— Begin —

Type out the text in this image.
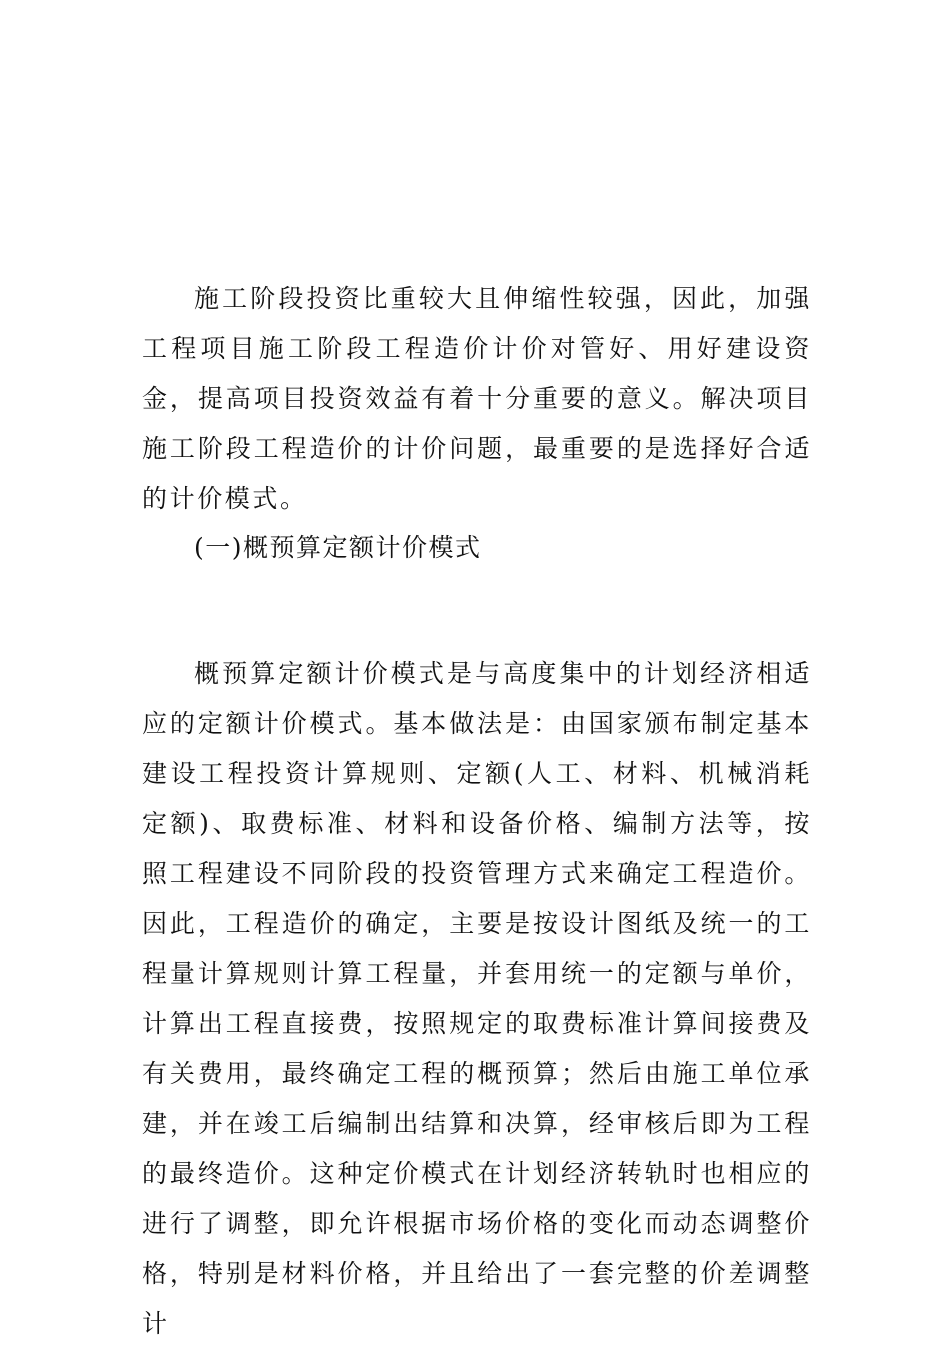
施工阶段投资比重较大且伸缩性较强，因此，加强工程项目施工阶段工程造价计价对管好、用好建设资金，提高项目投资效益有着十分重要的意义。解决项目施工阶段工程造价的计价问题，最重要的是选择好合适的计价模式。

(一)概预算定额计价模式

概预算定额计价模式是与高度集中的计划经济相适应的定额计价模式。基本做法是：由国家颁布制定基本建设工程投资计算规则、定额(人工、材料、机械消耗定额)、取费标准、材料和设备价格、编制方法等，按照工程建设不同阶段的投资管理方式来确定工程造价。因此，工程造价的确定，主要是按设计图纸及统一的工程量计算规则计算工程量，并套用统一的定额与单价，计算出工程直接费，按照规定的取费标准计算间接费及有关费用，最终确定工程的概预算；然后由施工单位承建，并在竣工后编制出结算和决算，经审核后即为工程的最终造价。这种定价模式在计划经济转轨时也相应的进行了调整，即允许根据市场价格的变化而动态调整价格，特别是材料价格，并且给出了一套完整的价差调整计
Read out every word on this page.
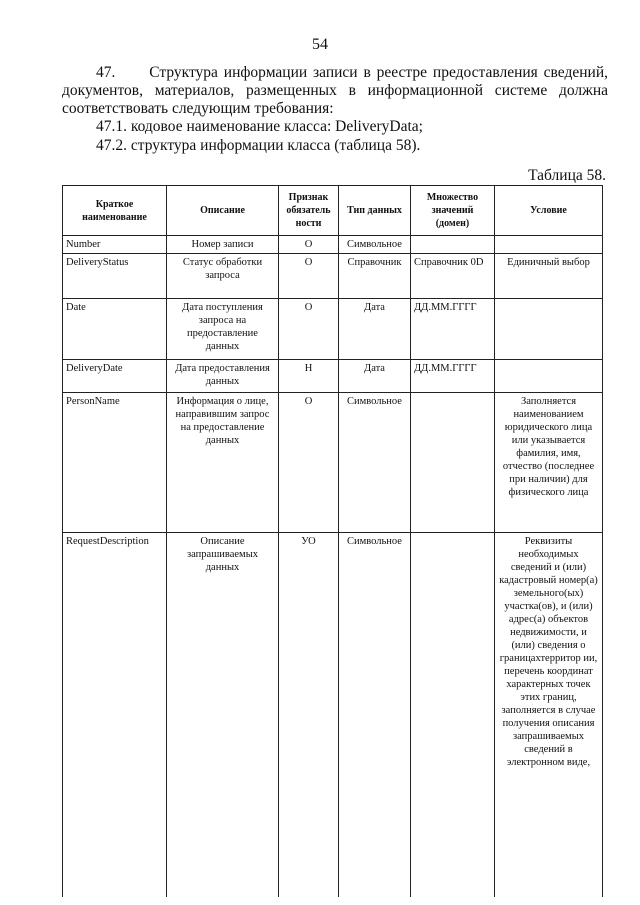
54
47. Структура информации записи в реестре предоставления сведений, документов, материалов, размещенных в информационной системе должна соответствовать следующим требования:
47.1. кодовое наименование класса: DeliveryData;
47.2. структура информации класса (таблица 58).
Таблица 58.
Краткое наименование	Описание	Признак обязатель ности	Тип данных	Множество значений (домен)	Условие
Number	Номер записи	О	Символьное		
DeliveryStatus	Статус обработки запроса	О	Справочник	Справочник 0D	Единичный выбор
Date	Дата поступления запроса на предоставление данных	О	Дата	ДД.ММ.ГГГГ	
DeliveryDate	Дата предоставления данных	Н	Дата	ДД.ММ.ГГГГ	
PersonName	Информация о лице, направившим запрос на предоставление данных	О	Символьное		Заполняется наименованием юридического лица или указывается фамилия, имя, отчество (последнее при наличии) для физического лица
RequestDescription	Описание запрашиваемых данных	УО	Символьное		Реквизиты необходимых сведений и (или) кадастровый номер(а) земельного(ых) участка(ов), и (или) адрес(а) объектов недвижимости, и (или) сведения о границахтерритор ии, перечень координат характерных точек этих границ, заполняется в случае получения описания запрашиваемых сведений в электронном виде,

— End —
— Begin —

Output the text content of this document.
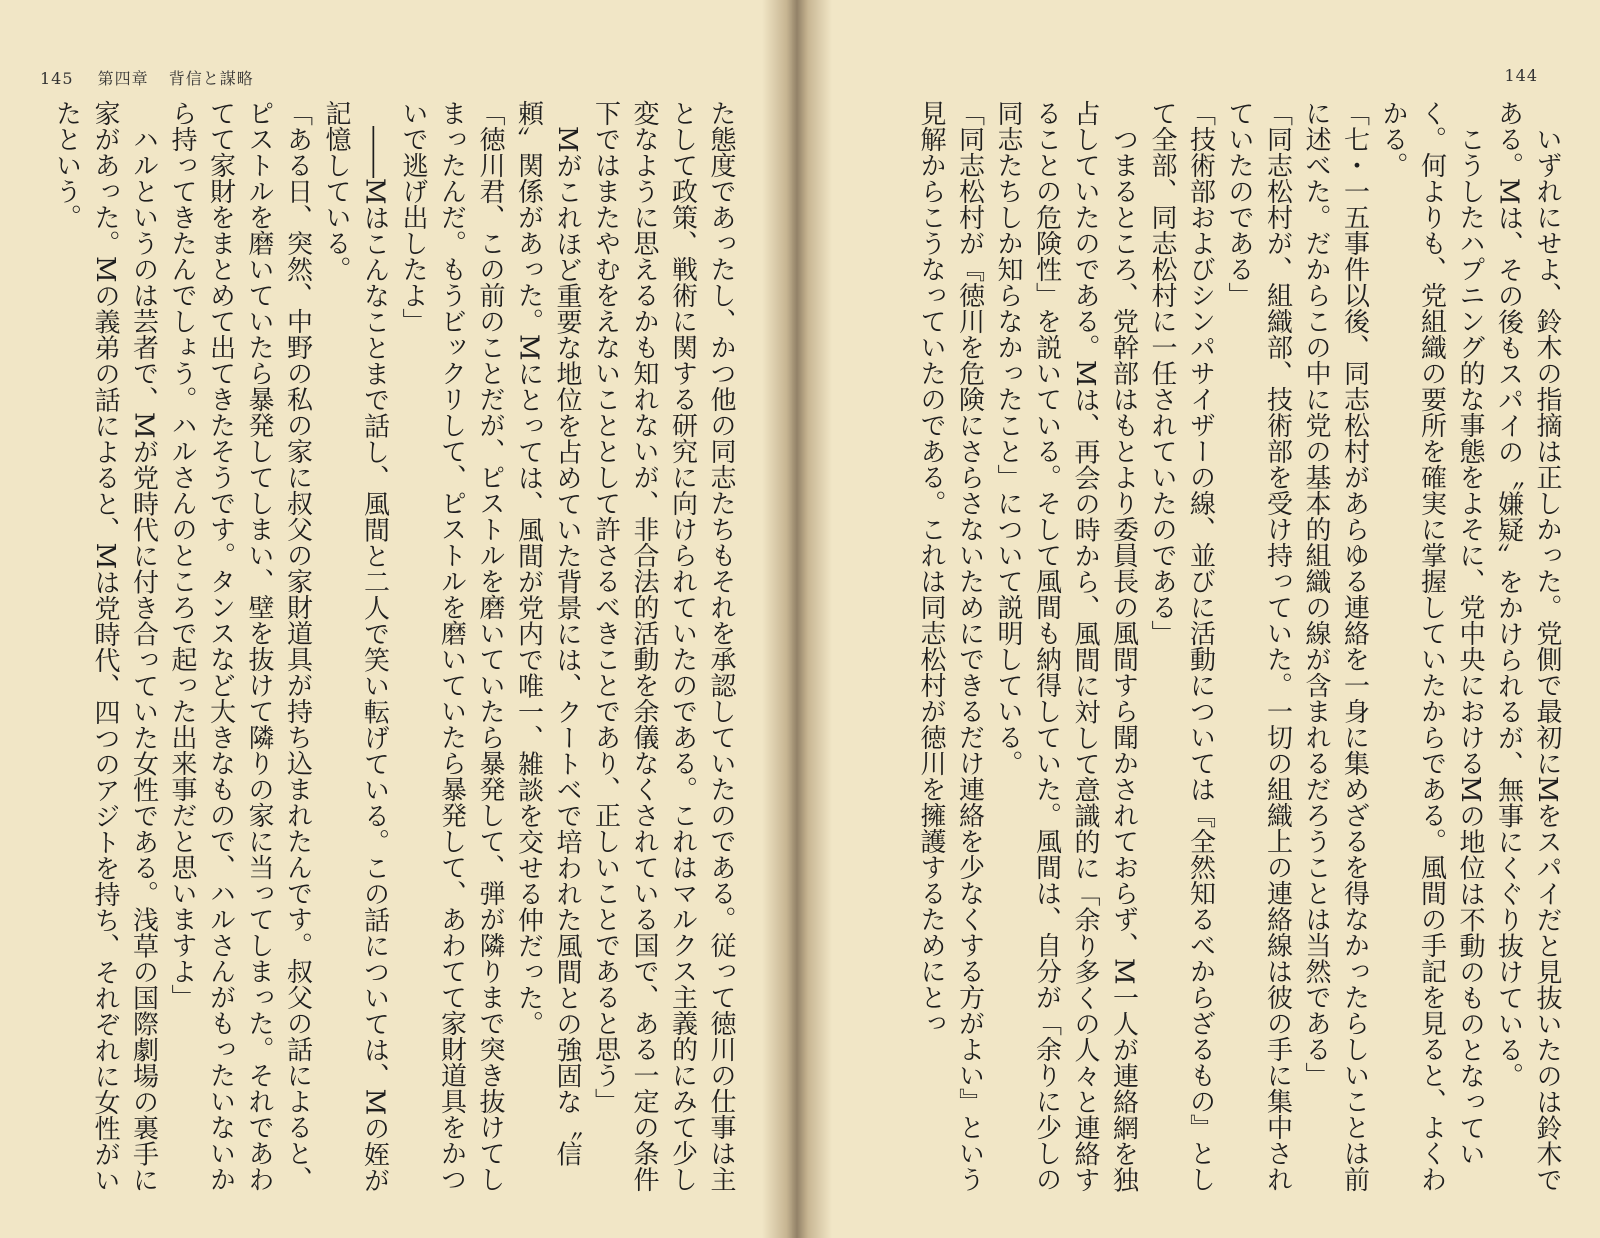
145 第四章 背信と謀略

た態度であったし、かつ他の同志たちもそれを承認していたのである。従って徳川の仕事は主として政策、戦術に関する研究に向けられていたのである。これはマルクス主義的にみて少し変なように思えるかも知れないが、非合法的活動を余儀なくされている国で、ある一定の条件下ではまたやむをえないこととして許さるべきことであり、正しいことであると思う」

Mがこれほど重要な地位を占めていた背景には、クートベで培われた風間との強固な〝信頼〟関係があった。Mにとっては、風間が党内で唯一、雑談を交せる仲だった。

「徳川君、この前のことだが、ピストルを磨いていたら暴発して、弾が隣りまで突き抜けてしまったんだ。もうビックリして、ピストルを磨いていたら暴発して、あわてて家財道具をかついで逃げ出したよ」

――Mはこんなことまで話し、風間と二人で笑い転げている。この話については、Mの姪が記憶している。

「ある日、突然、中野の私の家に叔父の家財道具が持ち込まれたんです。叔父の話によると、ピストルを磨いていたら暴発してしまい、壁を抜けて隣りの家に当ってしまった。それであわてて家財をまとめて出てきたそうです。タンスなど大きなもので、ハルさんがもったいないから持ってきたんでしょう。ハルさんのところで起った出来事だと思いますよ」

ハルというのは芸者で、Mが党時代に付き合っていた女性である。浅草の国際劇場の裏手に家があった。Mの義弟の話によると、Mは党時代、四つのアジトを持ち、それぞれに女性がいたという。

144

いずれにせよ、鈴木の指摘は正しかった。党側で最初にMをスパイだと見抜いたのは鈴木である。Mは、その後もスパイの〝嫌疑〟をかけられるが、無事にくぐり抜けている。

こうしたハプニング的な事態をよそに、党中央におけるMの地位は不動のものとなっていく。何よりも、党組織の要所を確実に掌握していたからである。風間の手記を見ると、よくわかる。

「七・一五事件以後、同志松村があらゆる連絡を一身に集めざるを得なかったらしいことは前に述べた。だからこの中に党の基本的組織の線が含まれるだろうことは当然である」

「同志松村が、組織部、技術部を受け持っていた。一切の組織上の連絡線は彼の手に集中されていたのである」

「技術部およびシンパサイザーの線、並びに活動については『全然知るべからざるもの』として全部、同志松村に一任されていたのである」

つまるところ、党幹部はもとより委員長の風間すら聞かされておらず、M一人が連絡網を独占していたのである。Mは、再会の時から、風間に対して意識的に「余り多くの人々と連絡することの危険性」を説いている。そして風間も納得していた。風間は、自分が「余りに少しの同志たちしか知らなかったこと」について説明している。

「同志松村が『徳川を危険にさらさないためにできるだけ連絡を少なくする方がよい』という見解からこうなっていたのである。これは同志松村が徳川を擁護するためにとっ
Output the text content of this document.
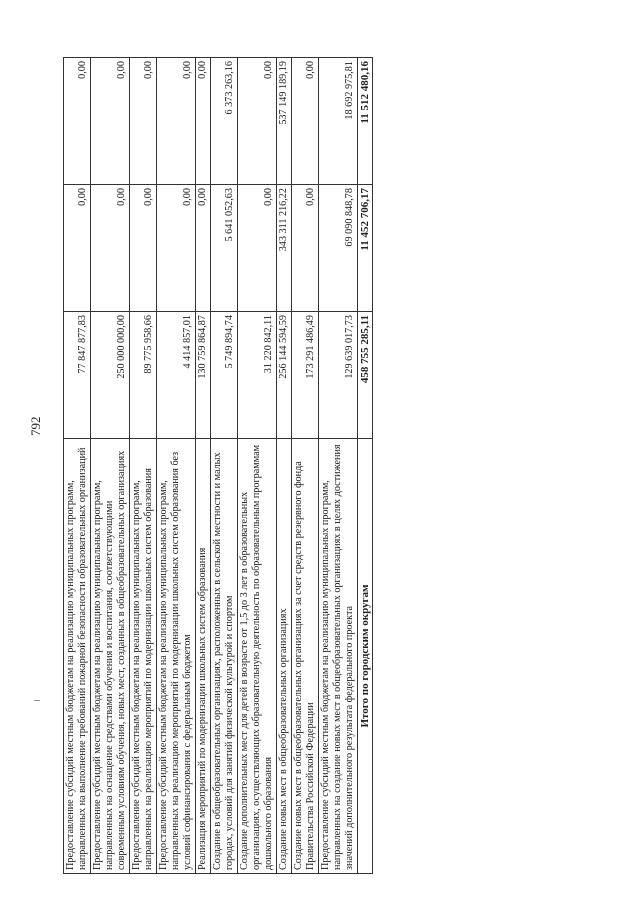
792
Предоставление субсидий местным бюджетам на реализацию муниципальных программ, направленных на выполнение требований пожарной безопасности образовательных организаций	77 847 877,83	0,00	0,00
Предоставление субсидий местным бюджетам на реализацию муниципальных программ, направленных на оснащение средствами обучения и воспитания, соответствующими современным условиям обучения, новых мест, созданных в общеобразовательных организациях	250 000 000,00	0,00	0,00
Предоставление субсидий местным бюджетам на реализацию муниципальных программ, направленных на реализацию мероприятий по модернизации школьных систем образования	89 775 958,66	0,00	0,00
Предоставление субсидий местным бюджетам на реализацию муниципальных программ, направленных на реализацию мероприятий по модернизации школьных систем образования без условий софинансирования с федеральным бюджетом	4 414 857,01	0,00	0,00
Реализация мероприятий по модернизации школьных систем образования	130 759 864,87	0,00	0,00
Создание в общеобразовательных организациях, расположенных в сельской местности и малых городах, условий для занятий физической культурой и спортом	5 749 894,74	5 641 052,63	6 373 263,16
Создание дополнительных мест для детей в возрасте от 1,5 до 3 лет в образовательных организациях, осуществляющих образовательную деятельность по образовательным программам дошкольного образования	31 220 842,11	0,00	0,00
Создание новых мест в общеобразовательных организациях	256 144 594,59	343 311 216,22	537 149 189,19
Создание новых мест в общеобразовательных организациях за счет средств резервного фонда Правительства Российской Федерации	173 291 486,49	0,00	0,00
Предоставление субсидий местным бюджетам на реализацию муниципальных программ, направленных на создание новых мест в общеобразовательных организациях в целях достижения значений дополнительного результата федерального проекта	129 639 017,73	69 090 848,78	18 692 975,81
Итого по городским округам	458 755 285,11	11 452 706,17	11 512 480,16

— End —

▶ Exercise directions
Your answer should be one number: the count of lines in the data above that include the word "новых".

▶ Completed exercise
4